What is expected:
Return all lines in the material below that contain "重庆市进一步鼓励外商投资设立研发中心的若干措施".

Entries:
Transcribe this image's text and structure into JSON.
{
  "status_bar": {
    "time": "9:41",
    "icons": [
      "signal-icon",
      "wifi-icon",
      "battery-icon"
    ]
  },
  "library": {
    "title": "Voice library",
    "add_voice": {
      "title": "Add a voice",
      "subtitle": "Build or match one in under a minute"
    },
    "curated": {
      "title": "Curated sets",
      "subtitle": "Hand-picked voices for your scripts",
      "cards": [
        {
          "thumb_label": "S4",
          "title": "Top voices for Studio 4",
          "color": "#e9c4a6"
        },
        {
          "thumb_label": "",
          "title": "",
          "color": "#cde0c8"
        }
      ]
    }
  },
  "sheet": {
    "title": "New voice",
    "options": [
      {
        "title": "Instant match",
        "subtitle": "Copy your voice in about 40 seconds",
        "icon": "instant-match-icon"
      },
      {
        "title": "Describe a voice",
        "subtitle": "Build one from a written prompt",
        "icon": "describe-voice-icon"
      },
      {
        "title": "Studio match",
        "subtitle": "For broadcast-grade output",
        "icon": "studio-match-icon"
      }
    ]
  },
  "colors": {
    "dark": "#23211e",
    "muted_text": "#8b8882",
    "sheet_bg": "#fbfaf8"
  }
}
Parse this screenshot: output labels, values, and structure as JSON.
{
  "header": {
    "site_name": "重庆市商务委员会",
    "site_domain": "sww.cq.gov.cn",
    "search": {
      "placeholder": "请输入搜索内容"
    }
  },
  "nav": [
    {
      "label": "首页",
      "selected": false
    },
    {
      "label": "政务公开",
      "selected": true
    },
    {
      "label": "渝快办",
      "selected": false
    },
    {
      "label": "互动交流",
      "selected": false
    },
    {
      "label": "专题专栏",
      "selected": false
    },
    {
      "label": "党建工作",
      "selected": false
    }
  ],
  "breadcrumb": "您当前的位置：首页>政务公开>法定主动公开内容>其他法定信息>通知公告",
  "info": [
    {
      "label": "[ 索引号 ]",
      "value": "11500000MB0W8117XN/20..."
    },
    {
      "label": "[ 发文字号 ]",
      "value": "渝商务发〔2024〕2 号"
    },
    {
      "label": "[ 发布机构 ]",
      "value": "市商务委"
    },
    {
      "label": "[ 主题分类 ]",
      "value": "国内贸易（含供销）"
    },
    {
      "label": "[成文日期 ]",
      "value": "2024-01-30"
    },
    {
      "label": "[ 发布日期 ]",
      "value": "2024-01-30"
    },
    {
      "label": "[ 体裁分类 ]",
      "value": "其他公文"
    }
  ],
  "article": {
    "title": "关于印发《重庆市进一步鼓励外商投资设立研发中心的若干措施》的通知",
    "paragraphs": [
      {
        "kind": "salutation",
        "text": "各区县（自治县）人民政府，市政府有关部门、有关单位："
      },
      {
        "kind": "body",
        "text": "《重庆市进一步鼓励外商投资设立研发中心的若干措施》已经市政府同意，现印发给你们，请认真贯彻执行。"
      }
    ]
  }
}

Finished exercise:
    "title": "关于印发《重庆市进一步鼓励外商投资设立研发中心的若干措施》的通知",
        "text": "《重庆市进一步鼓励外商投资设立研发中心的若干措施》已经市政府同意，现印发给你们，请认真贯彻执行。"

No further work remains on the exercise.